# Start of Task input

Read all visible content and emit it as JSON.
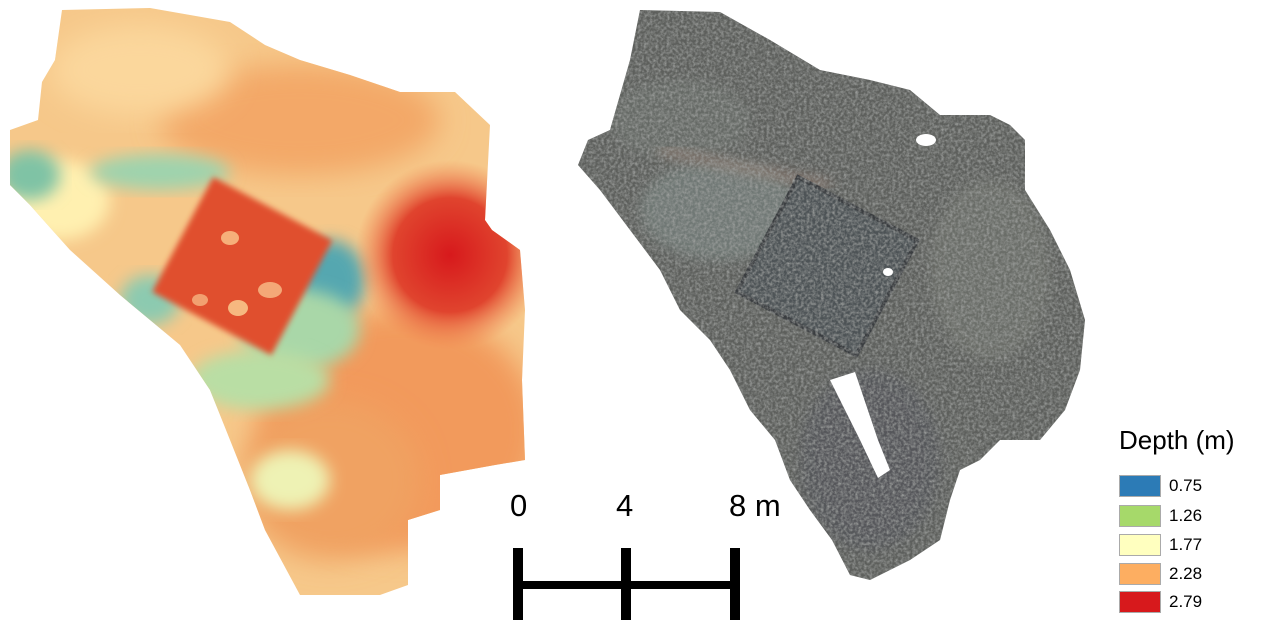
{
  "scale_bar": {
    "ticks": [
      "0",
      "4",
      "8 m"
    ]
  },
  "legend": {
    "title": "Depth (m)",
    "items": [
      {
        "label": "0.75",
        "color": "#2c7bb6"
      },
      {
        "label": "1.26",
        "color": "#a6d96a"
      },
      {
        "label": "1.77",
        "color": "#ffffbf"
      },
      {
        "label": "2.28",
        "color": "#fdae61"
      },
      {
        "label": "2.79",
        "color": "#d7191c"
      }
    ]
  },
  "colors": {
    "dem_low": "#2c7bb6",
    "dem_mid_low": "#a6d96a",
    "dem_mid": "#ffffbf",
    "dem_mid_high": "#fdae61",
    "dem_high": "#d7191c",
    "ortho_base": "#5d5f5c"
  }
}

# End of Task input
# Start of Task input

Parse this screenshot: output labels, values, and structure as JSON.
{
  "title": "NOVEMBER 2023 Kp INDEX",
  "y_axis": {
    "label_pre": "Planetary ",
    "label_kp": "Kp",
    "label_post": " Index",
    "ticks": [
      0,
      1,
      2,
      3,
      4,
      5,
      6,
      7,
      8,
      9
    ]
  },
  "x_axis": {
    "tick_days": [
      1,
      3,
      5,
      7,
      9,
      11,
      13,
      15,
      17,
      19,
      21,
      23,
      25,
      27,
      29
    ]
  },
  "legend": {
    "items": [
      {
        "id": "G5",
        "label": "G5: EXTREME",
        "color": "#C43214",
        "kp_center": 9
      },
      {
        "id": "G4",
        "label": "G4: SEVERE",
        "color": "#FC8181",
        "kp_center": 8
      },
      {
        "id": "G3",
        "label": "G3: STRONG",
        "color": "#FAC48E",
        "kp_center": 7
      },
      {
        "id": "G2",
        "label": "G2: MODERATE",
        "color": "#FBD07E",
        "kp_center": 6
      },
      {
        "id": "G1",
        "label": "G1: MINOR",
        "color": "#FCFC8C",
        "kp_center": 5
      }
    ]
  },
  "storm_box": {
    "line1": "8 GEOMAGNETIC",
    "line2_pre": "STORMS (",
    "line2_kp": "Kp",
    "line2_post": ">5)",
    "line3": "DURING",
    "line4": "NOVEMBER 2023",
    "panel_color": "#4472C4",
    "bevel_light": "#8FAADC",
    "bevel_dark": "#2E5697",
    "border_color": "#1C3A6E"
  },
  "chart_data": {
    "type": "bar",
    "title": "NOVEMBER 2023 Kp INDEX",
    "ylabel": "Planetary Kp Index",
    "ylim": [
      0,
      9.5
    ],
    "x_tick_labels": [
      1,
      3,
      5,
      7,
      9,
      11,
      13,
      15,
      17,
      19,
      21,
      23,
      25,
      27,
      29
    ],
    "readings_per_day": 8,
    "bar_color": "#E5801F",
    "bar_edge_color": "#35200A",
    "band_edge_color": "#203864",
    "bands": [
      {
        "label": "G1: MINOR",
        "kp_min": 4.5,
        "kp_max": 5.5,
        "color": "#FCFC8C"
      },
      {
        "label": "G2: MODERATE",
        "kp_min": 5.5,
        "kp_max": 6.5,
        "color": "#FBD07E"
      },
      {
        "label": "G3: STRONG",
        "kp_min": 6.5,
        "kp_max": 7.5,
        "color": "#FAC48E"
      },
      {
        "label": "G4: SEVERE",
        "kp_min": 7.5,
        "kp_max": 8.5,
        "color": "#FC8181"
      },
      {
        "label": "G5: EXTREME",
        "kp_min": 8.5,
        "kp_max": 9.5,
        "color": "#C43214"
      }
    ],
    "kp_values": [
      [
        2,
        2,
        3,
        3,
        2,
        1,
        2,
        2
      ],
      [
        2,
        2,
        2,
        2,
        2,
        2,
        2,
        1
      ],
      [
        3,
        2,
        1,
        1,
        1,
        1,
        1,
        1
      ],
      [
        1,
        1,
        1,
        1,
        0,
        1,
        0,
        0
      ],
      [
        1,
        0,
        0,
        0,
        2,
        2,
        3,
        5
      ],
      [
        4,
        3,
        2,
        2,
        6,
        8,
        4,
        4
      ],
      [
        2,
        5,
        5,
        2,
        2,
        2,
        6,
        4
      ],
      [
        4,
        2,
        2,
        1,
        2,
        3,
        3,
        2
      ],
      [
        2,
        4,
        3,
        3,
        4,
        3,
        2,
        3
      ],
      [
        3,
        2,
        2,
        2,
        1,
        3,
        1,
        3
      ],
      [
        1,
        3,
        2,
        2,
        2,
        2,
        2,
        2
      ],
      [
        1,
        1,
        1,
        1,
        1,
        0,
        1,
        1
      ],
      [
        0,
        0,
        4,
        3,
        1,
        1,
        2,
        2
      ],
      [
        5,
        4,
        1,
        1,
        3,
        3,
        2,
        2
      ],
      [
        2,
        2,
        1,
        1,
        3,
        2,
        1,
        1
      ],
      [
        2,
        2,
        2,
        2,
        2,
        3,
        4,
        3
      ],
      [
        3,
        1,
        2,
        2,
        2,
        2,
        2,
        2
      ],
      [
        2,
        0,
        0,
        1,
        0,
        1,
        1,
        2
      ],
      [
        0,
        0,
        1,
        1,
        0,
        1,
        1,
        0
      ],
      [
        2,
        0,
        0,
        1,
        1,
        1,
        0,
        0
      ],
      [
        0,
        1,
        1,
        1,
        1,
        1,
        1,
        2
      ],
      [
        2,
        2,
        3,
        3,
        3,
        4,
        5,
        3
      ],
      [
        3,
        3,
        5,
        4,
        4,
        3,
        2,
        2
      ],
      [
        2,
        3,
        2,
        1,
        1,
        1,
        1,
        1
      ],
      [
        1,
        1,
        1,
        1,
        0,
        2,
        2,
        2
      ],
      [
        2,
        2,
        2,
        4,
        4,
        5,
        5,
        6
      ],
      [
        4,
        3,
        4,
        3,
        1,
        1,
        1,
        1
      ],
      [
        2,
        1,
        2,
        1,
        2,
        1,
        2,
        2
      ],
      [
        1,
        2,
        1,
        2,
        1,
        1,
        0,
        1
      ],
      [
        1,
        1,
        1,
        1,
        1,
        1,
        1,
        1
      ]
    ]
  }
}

# End of Task input

_Given request_
Say how many lines of the data include the word "title". Respond with the number alone.

_Solved problem_
3